> **EXERCISE**
Give a verbatim quotation of every record.

# start of DATASET RECORDS

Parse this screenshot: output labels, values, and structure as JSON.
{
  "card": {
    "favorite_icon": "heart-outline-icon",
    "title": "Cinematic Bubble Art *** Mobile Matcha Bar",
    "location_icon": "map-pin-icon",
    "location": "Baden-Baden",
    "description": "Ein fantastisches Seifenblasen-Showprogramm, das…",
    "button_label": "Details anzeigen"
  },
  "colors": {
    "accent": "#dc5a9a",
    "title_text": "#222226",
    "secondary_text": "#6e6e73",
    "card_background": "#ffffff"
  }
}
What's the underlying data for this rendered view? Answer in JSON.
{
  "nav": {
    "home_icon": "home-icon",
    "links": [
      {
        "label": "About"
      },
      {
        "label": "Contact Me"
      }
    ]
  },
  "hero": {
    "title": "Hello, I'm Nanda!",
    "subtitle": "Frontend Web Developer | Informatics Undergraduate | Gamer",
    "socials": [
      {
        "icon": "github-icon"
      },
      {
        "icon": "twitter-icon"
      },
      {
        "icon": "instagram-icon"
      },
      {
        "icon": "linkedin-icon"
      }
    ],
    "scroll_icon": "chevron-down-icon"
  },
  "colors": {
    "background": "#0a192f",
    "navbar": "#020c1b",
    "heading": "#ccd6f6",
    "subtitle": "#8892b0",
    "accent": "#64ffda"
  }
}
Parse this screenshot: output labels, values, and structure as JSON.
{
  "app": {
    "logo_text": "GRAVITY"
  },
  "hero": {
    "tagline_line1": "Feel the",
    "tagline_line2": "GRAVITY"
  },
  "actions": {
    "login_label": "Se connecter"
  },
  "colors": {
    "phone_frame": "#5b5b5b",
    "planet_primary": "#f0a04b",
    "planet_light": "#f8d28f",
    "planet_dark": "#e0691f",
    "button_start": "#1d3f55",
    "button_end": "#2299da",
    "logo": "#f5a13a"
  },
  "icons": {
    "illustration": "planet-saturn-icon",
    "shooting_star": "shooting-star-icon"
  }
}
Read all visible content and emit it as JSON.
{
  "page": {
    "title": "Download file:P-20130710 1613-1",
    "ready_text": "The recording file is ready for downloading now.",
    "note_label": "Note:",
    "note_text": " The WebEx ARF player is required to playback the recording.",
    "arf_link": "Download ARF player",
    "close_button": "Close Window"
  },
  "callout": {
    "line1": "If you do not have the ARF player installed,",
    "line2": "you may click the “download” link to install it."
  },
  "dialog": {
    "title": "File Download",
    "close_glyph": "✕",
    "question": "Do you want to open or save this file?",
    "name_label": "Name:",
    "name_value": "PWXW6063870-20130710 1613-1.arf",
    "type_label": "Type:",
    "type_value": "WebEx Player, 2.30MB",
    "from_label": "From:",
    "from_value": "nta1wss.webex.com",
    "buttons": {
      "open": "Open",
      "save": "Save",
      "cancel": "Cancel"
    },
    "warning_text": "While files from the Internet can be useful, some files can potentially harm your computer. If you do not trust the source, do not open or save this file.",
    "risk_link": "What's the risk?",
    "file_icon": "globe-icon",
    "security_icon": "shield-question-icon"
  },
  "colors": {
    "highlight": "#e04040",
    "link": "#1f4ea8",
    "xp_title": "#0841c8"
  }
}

# end of DATASET RECORDS

> **REPLY TO THE EXERCISE**
Parse this screenshot: output labels, values, and structure as JSON.
{
  "card": {
    "favorite_icon": "heart-outline-icon",
    "title": "Cinematic Bubble Art *** Mobile Matcha Bar",
    "location_icon": "map-pin-icon",
    "location": "Baden-Baden",
    "description": "Ein fantastisches Seifenblasen-Showprogramm, das…",
    "button_label": "Details anzeigen"
  },
  "colors": {
    "accent": "#dc5a9a",
    "title_text": "#222226",
    "secondary_text": "#6e6e73",
    "card_background": "#ffffff"
  }
}
What's the underlying data for this rendered view? Answer in JSON.
{
  "nav": {
    "home_icon": "home-icon",
    "links": [
      {
        "label": "About"
      },
      {
        "label": "Contact Me"
      }
    ]
  },
  "hero": {
    "title": "Hello, I'm Nanda!",
    "subtitle": "Frontend Web Developer | Informatics Undergraduate | Gamer",
    "socials": [
      {
        "icon": "github-icon"
      },
      {
        "icon": "twitter-icon"
      },
      {
        "icon": "instagram-icon"
      },
      {
        "icon": "linkedin-icon"
      }
    ],
    "scroll_icon": "chevron-down-icon"
  },
  "colors": {
    "background": "#0a192f",
    "navbar": "#020c1b",
    "heading": "#ccd6f6",
    "subtitle": "#8892b0",
    "accent": "#64ffda"
  }
}
Parse this screenshot: output labels, values, and structure as JSON.
{
  "app": {
    "logo_text": "GRAVITY"
  },
  "hero": {
    "tagline_line1": "Feel the",
    "tagline_line2": "GRAVITY"
  },
  "actions": {
    "login_label": "Se connecter"
  },
  "colors": {
    "phone_frame": "#5b5b5b",
    "planet_primary": "#f0a04b",
    "planet_light": "#f8d28f",
    "planet_dark": "#e0691f",
    "button_start": "#1d3f55",
    "button_end": "#2299da",
    "logo": "#f5a13a"
  },
  "icons": {
    "illustration": "planet-saturn-icon",
    "shooting_star": "shooting-star-icon"
  }
}
Read all visible content and emit it as JSON.
{
  "page": {
    "title": "Download file:P-20130710 1613-1",
    "ready_text": "The recording file is ready for downloading now.",
    "note_label": "Note:",
    "note_text": " The WebEx ARF player is required to playback the recording.",
    "arf_link": "Download ARF player",
    "close_button": "Close Window"
  },
  "callout": {
    "line1": "If you do not have the ARF player installed,",
    "line2": "you may click the “download” link to install it."
  },
  "dialog": {
    "title": "File Download",
    "close_glyph": "✕",
    "question": "Do you want to open or save this file?",
    "name_label": "Name:",
    "name_value": "PWXW6063870-20130710 1613-1.arf",
    "type_label": "Type:",
    "type_value": "WebEx Player, 2.30MB",
    "from_label": "From:",
    "from_value": "nta1wss.webex.com",
    "buttons": {
      "open": "Open",
      "save": "Save",
      "cancel": "Cancel"
    },
    "warning_text": "While files from the Internet can be useful, some files can potentially harm your computer. If you do not trust the source, do not open or save this file.",
    "risk_link": "What's the risk?",
    "file_icon": "globe-icon",
    "security_icon": "shield-question-icon"
  },
  "colors": {
    "highlight": "#e04040",
    "link": "#1f4ea8",
    "xp_title": "#0841c8"
  }
}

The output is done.